Exercise details — For the word "Kriegsbeschuldigten", return each line of the data in which it occurs.

Dataset excerpts:
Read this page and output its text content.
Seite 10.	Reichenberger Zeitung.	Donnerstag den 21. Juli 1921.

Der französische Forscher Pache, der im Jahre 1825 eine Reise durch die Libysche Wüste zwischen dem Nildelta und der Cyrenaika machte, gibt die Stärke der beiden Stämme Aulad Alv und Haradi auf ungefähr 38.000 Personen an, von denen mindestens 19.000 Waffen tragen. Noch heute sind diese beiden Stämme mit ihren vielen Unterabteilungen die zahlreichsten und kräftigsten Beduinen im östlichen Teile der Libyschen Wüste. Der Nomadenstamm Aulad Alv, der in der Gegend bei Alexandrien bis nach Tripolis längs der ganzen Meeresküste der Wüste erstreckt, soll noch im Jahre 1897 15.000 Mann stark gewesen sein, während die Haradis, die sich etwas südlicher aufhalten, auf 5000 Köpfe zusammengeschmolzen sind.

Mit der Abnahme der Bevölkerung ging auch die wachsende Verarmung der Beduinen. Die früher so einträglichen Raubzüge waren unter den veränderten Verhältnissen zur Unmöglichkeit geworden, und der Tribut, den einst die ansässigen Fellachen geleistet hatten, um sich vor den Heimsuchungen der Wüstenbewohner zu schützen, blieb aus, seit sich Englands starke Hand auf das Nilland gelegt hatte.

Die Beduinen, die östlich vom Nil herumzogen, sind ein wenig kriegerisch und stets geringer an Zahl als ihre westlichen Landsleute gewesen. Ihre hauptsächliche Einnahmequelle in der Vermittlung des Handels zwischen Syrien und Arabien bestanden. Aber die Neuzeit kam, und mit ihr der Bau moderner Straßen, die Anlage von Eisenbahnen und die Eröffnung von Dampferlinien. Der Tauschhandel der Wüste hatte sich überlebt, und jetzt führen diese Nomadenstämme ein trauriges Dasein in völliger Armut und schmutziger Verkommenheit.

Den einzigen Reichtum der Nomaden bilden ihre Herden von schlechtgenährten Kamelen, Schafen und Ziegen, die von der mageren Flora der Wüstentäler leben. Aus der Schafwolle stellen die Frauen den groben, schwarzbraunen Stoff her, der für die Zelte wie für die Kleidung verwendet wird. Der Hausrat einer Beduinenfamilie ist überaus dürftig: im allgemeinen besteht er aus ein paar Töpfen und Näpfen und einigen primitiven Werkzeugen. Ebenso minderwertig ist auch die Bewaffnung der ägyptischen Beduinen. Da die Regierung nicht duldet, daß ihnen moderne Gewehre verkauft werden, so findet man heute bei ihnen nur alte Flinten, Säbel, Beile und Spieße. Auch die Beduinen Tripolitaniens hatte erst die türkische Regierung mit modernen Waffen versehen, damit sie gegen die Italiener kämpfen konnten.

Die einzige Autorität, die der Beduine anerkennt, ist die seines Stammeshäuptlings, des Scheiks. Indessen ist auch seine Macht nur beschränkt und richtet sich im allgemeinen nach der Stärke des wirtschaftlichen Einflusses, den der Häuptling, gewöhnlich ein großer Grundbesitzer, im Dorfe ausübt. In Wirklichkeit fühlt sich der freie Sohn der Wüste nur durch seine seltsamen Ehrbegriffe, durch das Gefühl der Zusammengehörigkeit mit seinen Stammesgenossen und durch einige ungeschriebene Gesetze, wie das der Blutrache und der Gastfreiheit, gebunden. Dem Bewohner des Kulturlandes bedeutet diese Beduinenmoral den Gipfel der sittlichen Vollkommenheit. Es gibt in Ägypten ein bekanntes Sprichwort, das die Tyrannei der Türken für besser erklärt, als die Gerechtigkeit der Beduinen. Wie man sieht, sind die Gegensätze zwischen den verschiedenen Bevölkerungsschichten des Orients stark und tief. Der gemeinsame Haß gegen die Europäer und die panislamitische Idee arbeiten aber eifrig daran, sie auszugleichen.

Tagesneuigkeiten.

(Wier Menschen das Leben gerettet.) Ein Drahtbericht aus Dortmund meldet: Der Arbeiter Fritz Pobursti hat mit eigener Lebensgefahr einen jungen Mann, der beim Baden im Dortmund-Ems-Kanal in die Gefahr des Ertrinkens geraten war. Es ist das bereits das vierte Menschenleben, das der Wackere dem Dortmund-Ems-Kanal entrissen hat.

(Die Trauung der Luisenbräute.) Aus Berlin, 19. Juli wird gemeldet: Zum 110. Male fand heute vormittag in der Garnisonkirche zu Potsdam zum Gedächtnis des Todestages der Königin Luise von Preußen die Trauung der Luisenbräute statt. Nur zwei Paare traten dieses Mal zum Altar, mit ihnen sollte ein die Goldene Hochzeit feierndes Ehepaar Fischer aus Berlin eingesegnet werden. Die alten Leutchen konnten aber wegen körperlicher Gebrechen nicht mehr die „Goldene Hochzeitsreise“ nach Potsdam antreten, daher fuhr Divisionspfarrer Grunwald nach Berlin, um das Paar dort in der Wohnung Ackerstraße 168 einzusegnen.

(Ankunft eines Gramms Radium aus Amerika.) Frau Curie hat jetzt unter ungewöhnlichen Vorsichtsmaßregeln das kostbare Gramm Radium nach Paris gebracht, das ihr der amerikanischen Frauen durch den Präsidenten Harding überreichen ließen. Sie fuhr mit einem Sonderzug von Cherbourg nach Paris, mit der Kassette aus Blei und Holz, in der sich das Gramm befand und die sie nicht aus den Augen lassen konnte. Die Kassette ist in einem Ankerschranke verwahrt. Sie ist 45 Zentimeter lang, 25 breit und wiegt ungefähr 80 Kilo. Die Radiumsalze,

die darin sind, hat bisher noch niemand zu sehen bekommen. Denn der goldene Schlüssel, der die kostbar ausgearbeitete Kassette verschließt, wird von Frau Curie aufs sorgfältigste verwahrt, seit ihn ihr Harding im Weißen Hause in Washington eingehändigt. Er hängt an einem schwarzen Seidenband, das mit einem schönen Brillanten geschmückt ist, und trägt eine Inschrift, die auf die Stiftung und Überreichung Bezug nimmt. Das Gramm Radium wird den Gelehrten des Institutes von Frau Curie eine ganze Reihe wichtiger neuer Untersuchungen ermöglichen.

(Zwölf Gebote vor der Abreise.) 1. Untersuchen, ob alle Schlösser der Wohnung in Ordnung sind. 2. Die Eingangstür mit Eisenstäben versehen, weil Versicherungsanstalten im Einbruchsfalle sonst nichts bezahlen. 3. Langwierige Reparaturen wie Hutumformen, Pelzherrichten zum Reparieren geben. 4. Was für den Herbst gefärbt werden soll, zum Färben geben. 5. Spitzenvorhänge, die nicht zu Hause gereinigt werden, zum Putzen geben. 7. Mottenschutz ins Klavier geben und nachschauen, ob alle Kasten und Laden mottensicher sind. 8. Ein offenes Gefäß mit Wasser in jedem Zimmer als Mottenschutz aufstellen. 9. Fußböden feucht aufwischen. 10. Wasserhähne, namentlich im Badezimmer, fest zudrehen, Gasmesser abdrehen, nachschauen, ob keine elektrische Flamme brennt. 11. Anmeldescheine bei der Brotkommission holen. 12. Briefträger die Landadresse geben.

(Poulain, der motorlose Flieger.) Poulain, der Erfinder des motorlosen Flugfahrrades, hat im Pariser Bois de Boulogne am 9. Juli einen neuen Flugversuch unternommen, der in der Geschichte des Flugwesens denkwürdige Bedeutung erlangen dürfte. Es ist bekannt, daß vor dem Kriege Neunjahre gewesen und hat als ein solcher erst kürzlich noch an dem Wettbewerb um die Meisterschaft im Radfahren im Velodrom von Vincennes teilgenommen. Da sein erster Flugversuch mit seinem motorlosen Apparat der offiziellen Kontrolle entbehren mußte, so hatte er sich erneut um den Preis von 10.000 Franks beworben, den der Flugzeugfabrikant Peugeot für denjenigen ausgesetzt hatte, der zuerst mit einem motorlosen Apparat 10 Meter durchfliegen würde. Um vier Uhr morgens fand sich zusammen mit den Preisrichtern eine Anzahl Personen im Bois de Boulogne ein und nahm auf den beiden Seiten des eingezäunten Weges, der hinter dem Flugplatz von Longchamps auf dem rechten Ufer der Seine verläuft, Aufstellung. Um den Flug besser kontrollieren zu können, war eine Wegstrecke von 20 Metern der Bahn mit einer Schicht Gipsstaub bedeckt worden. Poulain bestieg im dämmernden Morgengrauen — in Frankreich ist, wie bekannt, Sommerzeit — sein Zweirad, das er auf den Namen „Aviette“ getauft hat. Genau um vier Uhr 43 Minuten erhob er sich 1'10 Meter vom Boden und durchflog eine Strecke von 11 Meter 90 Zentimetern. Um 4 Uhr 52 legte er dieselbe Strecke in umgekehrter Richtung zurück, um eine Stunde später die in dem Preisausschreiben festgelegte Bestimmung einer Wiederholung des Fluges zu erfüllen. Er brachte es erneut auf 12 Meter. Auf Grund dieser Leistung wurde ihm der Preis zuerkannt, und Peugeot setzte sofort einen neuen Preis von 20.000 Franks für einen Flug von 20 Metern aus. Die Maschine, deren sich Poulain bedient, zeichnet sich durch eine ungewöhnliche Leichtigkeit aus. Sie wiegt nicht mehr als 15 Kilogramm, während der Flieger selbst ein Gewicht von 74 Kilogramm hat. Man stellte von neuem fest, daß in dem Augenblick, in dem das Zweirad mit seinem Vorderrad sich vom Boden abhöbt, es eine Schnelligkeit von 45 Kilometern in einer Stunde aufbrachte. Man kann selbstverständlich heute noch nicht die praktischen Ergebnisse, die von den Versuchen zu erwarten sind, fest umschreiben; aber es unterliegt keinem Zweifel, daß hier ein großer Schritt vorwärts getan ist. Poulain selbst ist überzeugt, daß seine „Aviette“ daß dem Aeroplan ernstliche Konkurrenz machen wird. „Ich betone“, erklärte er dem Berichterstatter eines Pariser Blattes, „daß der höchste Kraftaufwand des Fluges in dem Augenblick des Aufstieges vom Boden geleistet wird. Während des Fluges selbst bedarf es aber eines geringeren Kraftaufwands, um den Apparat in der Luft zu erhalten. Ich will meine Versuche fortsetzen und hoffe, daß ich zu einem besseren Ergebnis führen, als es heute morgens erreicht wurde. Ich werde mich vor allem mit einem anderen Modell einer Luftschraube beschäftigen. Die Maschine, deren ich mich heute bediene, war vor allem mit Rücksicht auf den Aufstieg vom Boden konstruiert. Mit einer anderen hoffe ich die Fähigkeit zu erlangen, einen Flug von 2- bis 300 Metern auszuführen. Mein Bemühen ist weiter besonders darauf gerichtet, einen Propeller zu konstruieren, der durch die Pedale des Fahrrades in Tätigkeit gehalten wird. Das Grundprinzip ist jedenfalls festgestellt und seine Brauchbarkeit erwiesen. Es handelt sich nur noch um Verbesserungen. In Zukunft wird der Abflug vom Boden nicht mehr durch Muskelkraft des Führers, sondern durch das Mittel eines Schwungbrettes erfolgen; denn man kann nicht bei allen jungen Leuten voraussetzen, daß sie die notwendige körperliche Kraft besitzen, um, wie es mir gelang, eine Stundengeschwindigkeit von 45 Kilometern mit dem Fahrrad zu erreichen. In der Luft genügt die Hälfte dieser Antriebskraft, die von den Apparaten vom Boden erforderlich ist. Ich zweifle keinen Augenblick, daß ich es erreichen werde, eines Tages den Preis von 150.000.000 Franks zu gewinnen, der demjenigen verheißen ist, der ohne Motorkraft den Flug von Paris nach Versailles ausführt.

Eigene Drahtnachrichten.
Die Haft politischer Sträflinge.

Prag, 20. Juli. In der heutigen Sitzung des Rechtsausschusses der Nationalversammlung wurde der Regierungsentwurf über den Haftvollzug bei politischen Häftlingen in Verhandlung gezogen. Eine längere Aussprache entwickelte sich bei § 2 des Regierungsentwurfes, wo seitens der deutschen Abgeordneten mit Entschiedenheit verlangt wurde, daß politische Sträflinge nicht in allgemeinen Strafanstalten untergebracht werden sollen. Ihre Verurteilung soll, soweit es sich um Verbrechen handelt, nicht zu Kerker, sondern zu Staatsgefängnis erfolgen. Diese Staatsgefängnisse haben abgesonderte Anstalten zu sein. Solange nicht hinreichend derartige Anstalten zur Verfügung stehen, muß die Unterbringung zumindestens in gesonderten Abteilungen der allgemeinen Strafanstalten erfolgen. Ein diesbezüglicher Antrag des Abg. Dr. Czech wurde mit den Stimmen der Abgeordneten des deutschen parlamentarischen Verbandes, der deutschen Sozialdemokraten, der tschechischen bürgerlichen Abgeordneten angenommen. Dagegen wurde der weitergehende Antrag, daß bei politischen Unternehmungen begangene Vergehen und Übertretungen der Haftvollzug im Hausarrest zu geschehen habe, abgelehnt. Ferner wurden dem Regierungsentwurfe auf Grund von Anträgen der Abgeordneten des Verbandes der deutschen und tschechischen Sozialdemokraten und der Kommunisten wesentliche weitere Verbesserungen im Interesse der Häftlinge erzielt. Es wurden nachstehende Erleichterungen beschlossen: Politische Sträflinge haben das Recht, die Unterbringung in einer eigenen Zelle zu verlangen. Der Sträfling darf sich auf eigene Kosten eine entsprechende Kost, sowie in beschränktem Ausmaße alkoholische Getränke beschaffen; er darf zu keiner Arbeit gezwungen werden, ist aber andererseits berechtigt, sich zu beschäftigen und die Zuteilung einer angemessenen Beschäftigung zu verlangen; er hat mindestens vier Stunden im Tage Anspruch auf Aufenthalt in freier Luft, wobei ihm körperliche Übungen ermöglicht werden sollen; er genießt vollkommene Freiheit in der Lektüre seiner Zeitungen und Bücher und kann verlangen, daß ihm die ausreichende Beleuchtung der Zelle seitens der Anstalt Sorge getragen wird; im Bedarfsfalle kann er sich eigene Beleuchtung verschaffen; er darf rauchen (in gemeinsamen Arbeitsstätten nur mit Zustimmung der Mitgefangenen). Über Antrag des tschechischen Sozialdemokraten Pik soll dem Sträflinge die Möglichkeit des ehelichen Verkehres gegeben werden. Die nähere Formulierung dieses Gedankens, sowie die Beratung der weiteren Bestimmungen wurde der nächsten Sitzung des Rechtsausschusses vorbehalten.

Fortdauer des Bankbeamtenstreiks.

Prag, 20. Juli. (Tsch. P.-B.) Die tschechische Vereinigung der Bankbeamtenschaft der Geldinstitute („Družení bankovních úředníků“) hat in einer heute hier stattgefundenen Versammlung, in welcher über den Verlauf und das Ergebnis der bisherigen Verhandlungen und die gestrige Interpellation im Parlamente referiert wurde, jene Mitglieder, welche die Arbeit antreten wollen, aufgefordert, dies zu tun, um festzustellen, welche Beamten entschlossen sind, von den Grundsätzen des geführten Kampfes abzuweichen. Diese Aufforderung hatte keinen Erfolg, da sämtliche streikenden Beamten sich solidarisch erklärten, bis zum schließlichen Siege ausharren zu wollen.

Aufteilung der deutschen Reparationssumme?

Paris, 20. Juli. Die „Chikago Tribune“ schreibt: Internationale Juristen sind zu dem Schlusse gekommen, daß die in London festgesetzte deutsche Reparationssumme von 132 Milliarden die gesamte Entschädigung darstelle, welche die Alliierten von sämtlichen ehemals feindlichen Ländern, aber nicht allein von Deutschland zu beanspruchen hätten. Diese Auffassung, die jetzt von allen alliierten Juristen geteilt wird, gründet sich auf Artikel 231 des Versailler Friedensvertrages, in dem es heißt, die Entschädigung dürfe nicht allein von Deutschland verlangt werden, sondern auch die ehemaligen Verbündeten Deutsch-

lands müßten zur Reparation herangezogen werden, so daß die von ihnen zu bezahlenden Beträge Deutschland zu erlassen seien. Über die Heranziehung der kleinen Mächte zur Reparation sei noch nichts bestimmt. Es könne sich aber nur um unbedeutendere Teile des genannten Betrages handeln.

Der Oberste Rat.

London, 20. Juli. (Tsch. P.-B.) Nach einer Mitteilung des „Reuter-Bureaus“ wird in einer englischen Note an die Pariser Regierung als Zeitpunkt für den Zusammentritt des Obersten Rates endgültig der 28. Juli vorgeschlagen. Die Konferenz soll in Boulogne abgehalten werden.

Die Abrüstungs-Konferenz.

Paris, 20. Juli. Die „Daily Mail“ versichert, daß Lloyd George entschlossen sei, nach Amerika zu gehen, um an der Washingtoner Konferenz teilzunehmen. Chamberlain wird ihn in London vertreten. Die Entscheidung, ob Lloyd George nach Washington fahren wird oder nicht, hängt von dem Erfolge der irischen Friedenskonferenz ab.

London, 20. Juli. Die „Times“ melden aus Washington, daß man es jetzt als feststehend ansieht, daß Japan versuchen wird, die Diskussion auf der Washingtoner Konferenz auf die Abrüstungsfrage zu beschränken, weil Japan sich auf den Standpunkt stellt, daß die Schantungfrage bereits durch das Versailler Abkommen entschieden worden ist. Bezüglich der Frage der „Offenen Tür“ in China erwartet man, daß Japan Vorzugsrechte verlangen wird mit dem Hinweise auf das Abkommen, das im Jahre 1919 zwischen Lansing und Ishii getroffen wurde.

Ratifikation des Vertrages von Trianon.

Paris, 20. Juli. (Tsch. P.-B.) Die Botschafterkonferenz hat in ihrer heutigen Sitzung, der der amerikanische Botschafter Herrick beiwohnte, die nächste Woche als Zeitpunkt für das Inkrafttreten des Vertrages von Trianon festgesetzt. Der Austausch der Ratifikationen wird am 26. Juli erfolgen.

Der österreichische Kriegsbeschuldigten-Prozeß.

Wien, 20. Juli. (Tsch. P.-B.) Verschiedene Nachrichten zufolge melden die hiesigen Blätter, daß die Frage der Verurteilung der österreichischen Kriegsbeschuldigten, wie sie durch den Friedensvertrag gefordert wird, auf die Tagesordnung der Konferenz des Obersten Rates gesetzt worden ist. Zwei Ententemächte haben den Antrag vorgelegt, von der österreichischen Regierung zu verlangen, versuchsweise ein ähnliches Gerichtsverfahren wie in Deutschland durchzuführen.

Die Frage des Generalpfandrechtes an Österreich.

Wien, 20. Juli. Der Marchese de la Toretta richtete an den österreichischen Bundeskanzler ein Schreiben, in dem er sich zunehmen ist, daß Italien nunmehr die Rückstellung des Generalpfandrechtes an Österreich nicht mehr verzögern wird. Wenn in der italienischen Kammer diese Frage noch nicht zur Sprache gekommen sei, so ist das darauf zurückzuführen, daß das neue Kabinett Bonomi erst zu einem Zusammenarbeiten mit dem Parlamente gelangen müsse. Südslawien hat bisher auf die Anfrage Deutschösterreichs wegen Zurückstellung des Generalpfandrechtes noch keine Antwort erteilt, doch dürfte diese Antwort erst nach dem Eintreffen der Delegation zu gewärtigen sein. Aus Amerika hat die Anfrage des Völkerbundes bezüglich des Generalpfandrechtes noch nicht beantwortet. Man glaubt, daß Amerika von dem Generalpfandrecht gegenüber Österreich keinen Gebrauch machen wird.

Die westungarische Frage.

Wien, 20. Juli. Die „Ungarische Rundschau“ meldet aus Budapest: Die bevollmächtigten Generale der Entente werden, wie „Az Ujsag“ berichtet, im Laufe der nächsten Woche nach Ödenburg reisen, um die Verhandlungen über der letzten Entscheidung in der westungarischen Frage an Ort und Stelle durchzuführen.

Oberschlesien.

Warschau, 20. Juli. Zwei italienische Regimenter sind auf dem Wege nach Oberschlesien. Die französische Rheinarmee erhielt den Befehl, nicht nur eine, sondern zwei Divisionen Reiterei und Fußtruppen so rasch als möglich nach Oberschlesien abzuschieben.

Result of the task —
Der österreichische Kriegsbeschuldigten-Prozeß.
Wien, 20. Juli. (Tsch. P.-B.) Verschiedene Nachrichten zufolge melden die hiesigen Blätter, daß die Frage der Verurteilung der österreichischen Kriegsbeschuldigten, wie sie durch den Friedensvertrag gefordert wird, auf die Tagesordnung der Konferenz des Obersten Rates gesetzt worden ist. Zwei Ententemächte haben den Antrag vorgelegt, von der österreichischen Regierung zu verlangen, versuchsweise ein ähnliches Gerichtsverfahren wie in Deutschland durchzuführen.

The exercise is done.